** start of DATASET RECORDS **

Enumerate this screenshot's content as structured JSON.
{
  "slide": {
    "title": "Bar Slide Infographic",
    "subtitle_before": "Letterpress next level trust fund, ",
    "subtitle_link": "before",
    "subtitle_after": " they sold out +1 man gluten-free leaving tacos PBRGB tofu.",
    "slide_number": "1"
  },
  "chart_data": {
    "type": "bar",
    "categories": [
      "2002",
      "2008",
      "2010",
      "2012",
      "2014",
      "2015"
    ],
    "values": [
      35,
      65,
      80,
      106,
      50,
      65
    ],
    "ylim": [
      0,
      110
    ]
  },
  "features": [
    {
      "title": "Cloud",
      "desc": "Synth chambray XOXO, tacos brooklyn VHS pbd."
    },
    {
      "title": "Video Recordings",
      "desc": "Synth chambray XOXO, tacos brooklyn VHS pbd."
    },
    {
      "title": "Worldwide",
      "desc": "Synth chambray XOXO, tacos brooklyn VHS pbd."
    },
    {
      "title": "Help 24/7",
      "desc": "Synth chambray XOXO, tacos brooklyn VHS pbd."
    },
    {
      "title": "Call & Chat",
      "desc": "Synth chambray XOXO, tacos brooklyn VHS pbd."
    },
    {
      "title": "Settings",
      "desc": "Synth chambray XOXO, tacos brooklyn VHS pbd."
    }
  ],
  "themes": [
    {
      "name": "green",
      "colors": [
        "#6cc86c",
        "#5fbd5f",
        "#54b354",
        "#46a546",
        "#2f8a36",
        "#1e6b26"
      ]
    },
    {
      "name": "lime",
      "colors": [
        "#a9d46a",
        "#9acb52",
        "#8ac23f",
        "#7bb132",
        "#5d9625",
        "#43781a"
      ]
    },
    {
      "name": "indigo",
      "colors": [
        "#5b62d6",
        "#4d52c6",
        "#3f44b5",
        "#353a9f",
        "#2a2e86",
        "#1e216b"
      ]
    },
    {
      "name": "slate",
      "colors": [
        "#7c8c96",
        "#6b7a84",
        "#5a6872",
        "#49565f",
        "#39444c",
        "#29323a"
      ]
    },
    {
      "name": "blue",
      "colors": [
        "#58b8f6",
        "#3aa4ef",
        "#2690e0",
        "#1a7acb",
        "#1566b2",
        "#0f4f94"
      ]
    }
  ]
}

** end of DATASET RECORDS **

Set down the material above again, word for word.

▶ **FULL SOLUTION**:
Enumerate this screenshot's content as structured JSON.
{
  "slide": {
    "title": "Bar Slide Infographic",
    "subtitle_before": "Letterpress next level trust fund, ",
    "subtitle_link": "before",
    "subtitle_after": " they sold out +1 man gluten-free leaving tacos PBRGB tofu.",
    "slide_number": "1"
  },
  "chart_data": {
    "type": "bar",
    "categories": [
      "2002",
      "2008",
      "2010",
      "2012",
      "2014",
      "2015"
    ],
    "values": [
      35,
      65,
      80,
      106,
      50,
      65
    ],
    "ylim": [
      0,
      110
    ]
  },
  "features": [
    {
      "title": "Cloud",
      "desc": "Synth chambray XOXO, tacos brooklyn VHS pbd."
    },
    {
      "title": "Video Recordings",
      "desc": "Synth chambray XOXO, tacos brooklyn VHS pbd."
    },
    {
      "title": "Worldwide",
      "desc": "Synth chambray XOXO, tacos brooklyn VHS pbd."
    },
    {
      "title": "Help 24/7",
      "desc": "Synth chambray XOXO, tacos brooklyn VHS pbd."
    },
    {
      "title": "Call & Chat",
      "desc": "Synth chambray XOXO, tacos brooklyn VHS pbd."
    },
    {
      "title": "Settings",
      "desc": "Synth chambray XOXO, tacos brooklyn VHS pbd."
    }
  ],
  "themes": [
    {
      "name": "green",
      "colors": [
        "#6cc86c",
        "#5fbd5f",
        "#54b354",
        "#46a546",
        "#2f8a36",
        "#1e6b26"
      ]
    },
    {
      "name": "lime",
      "colors": [
        "#a9d46a",
        "#9acb52",
        "#8ac23f",
        "#7bb132",
        "#5d9625",
        "#43781a"
      ]
    },
    {
      "name": "indigo",
      "colors": [
        "#5b62d6",
        "#4d52c6",
        "#3f44b5",
        "#353a9f",
        "#2a2e86",
        "#1e216b"
      ]
    },
    {
      "name": "slate",
      "colors": [
        "#7c8c96",
        "#6b7a84",
        "#5a6872",
        "#49565f",
        "#39444c",
        "#29323a"
      ]
    },
    {
      "name": "blue",
      "colors": [
        "#58b8f6",
        "#3aa4ef",
        "#2690e0",
        "#1a7acb",
        "#1566b2",
        "#0f4f94"
      ]
    }
  ]
}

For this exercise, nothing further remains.